Retype the data below without altering anything.
** Start of Materials provided **
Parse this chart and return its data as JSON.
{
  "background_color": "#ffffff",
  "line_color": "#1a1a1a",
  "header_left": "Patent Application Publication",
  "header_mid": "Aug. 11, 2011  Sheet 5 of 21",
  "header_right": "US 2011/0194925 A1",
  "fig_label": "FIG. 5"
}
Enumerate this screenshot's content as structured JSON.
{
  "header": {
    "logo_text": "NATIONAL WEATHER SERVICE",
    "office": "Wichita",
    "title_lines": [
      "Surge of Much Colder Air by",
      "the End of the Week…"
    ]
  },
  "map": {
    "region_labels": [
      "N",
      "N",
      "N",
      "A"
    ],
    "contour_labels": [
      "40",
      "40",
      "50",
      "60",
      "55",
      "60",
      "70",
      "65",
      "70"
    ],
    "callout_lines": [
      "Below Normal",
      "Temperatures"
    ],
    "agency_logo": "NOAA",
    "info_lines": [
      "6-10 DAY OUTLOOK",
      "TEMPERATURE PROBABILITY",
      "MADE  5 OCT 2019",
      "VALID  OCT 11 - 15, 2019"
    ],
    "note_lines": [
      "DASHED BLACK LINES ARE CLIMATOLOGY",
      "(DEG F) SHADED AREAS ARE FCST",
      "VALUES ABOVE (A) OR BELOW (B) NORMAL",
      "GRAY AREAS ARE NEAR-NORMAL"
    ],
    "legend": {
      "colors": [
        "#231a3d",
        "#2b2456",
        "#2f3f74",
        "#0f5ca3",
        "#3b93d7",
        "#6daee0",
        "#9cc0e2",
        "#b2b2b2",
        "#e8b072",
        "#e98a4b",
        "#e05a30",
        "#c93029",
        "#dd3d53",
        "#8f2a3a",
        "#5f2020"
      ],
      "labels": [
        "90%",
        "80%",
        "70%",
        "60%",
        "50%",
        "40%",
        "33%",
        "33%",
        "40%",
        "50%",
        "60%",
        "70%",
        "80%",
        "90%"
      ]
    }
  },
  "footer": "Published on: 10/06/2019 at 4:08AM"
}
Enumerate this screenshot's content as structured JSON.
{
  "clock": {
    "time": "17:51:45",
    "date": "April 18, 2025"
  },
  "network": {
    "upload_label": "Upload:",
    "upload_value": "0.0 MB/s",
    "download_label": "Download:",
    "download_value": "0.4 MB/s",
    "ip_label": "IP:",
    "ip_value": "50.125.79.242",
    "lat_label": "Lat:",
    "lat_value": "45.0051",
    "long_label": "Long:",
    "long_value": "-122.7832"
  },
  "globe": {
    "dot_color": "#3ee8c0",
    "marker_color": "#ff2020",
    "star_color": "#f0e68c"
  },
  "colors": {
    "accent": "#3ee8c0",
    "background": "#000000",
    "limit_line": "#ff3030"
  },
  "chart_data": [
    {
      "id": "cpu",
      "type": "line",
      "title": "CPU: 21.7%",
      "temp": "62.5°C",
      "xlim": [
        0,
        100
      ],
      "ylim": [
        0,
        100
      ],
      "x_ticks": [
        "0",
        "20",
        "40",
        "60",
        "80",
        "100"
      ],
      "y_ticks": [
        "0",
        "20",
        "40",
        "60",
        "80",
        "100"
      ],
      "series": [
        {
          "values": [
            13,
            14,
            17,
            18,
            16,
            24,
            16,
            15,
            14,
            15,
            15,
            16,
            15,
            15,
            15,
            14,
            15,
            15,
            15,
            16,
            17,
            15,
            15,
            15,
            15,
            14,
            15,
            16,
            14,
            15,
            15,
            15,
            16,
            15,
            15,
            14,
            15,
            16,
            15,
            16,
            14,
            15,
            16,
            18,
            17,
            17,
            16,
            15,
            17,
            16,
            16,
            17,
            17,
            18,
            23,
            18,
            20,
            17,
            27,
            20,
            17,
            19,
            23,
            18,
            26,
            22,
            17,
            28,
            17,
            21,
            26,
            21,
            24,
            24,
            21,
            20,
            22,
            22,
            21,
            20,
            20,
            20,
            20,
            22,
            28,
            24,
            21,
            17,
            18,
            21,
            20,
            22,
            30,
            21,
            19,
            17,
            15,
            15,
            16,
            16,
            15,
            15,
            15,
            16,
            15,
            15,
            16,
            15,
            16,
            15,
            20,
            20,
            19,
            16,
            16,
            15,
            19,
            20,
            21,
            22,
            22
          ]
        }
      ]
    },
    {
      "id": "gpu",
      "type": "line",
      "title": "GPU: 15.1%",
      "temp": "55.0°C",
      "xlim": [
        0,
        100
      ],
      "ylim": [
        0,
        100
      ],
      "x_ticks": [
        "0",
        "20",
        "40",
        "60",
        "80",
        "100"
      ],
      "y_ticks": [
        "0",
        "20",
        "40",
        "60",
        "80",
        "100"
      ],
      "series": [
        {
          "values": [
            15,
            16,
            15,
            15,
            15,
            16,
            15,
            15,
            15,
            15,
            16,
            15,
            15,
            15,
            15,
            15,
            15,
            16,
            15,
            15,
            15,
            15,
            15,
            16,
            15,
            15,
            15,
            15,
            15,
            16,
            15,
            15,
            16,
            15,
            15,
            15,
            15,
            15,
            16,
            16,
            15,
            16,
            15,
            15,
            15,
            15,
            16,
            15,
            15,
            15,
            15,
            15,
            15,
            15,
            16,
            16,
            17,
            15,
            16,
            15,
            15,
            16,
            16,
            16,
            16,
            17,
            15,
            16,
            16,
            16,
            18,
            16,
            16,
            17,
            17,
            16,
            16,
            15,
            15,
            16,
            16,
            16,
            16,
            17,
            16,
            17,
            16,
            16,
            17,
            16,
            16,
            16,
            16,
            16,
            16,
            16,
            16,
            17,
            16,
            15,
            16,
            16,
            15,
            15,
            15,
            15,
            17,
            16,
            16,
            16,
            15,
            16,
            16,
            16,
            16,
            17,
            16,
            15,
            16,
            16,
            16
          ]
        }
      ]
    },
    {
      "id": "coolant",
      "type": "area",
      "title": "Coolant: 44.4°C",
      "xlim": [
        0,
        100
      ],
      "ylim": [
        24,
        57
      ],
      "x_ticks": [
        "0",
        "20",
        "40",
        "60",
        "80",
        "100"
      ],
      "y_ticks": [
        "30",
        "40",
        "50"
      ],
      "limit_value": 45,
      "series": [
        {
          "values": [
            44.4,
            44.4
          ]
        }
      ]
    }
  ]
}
** End of Materials provided **
*Exercise solution:*
Parse this chart and return its data as JSON.
{
  "background_color": "#ffffff",
  "line_color": "#1a1a1a",
  "header_left": "Patent Application Publication",
  "header_mid": "Aug. 11, 2011  Sheet 5 of 21",
  "header_right": "US 2011/0194925 A1",
  "fig_label": "FIG. 5"
}
Enumerate this screenshot's content as structured JSON.
{
  "header": {
    "logo_text": "NATIONAL WEATHER SERVICE",
    "office": "Wichita",
    "title_lines": [
      "Surge of Much Colder Air by",
      "the End of the Week…"
    ]
  },
  "map": {
    "region_labels": [
      "N",
      "N",
      "N",
      "A"
    ],
    "contour_labels": [
      "40",
      "40",
      "50",
      "60",
      "55",
      "60",
      "70",
      "65",
      "70"
    ],
    "callout_lines": [
      "Below Normal",
      "Temperatures"
    ],
    "agency_logo": "NOAA",
    "info_lines": [
      "6-10 DAY OUTLOOK",
      "TEMPERATURE PROBABILITY",
      "MADE  5 OCT 2019",
      "VALID  OCT 11 - 15, 2019"
    ],
    "note_lines": [
      "DASHED BLACK LINES ARE CLIMATOLOGY",
      "(DEG F) SHADED AREAS ARE FCST",
      "VALUES ABOVE (A) OR BELOW (B) NORMAL",
      "GRAY AREAS ARE NEAR-NORMAL"
    ],
    "legend": {
      "colors": [
        "#231a3d",
        "#2b2456",
        "#2f3f74",
        "#0f5ca3",
        "#3b93d7",
        "#6daee0",
        "#9cc0e2",
        "#b2b2b2",
        "#e8b072",
        "#e98a4b",
        "#e05a30",
        "#c93029",
        "#dd3d53",
        "#8f2a3a",
        "#5f2020"
      ],
      "labels": [
        "90%",
        "80%",
        "70%",
        "60%",
        "50%",
        "40%",
        "33%",
        "33%",
        "40%",
        "50%",
        "60%",
        "70%",
        "80%",
        "90%"
      ]
    }
  },
  "footer": "Published on: 10/06/2019 at 4:08AM"
}
Enumerate this screenshot's content as structured JSON.
{
  "clock": {
    "time": "17:51:45",
    "date": "April 18, 2025"
  },
  "network": {
    "upload_label": "Upload:",
    "upload_value": "0.0 MB/s",
    "download_label": "Download:",
    "download_value": "0.4 MB/s",
    "ip_label": "IP:",
    "ip_value": "50.125.79.242",
    "lat_label": "Lat:",
    "lat_value": "45.0051",
    "long_label": "Long:",
    "long_value": "-122.7832"
  },
  "globe": {
    "dot_color": "#3ee8c0",
    "marker_color": "#ff2020",
    "star_color": "#f0e68c"
  },
  "colors": {
    "accent": "#3ee8c0",
    "background": "#000000",
    "limit_line": "#ff3030"
  },
  "chart_data": [
    {
      "id": "cpu",
      "type": "line",
      "title": "CPU: 21.7%",
      "temp": "62.5°C",
      "xlim": [
        0,
        100
      ],
      "ylim": [
        0,
        100
      ],
      "x_ticks": [
        "0",
        "20",
        "40",
        "60",
        "80",
        "100"
      ],
      "y_ticks": [
        "0",
        "20",
        "40",
        "60",
        "80",
        "100"
      ],
      "series": [
        {
          "values": [
            13,
            14,
            17,
            18,
            16,
            24,
            16,
            15,
            14,
            15,
            15,
            16,
            15,
            15,
            15,
            14,
            15,
            15,
            15,
            16,
            17,
            15,
            15,
            15,
            15,
            14,
            15,
            16,
            14,
            15,
            15,
            15,
            16,
            15,
            15,
            14,
            15,
            16,
            15,
            16,
            14,
            15,
            16,
            18,
            17,
            17,
            16,
            15,
            17,
            16,
            16,
            17,
            17,
            18,
            23,
            18,
            20,
            17,
            27,
            20,
            17,
            19,
            23,
            18,
            26,
            22,
            17,
            28,
            17,
            21,
            26,
            21,
            24,
            24,
            21,
            20,
            22,
            22,
            21,
            20,
            20,
            20,
            20,
            22,
            28,
            24,
            21,
            17,
            18,
            21,
            20,
            22,
            30,
            21,
            19,
            17,
            15,
            15,
            16,
            16,
            15,
            15,
            15,
            16,
            15,
            15,
            16,
            15,
            16,
            15,
            20,
            20,
            19,
            16,
            16,
            15,
            19,
            20,
            21,
            22,
            22
          ]
        }
      ]
    },
    {
      "id": "gpu",
      "type": "line",
      "title": "GPU: 15.1%",
      "temp": "55.0°C",
      "xlim": [
        0,
        100
      ],
      "ylim": [
        0,
        100
      ],
      "x_ticks": [
        "0",
        "20",
        "40",
        "60",
        "80",
        "100"
      ],
      "y_ticks": [
        "0",
        "20",
        "40",
        "60",
        "80",
        "100"
      ],
      "series": [
        {
          "values": [
            15,
            16,
            15,
            15,
            15,
            16,
            15,
            15,
            15,
            15,
            16,
            15,
            15,
            15,
            15,
            15,
            15,
            16,
            15,
            15,
            15,
            15,
            15,
            16,
            15,
            15,
            15,
            15,
            15,
            16,
            15,
            15,
            16,
            15,
            15,
            15,
            15,
            15,
            16,
            16,
            15,
            16,
            15,
            15,
            15,
            15,
            16,
            15,
            15,
            15,
            15,
            15,
            15,
            15,
            16,
            16,
            17,
            15,
            16,
            15,
            15,
            16,
            16,
            16,
            16,
            17,
            15,
            16,
            16,
            16,
            18,
            16,
            16,
            17,
            17,
            16,
            16,
            15,
            15,
            16,
            16,
            16,
            16,
            17,
            16,
            17,
            16,
            16,
            17,
            16,
            16,
            16,
            16,
            16,
            16,
            16,
            16,
            17,
            16,
            15,
            16,
            16,
            15,
            15,
            15,
            15,
            17,
            16,
            16,
            16,
            15,
            16,
            16,
            16,
            16,
            17,
            16,
            15,
            16,
            16,
            16
          ]
        }
      ]
    },
    {
      "id": "coolant",
      "type": "area",
      "title": "Coolant: 44.4°C",
      "xlim": [
        0,
        100
      ],
      "ylim": [
        24,
        57
      ],
      "x_ticks": [
        "0",
        "20",
        "40",
        "60",
        "80",
        "100"
      ],
      "y_ticks": [
        "30",
        "40",
        "50"
      ],
      "limit_value": 45,
      "series": [
        {
          "values": [
            44.4,
            44.4
          ]
        }
      ]
    }
  ]
}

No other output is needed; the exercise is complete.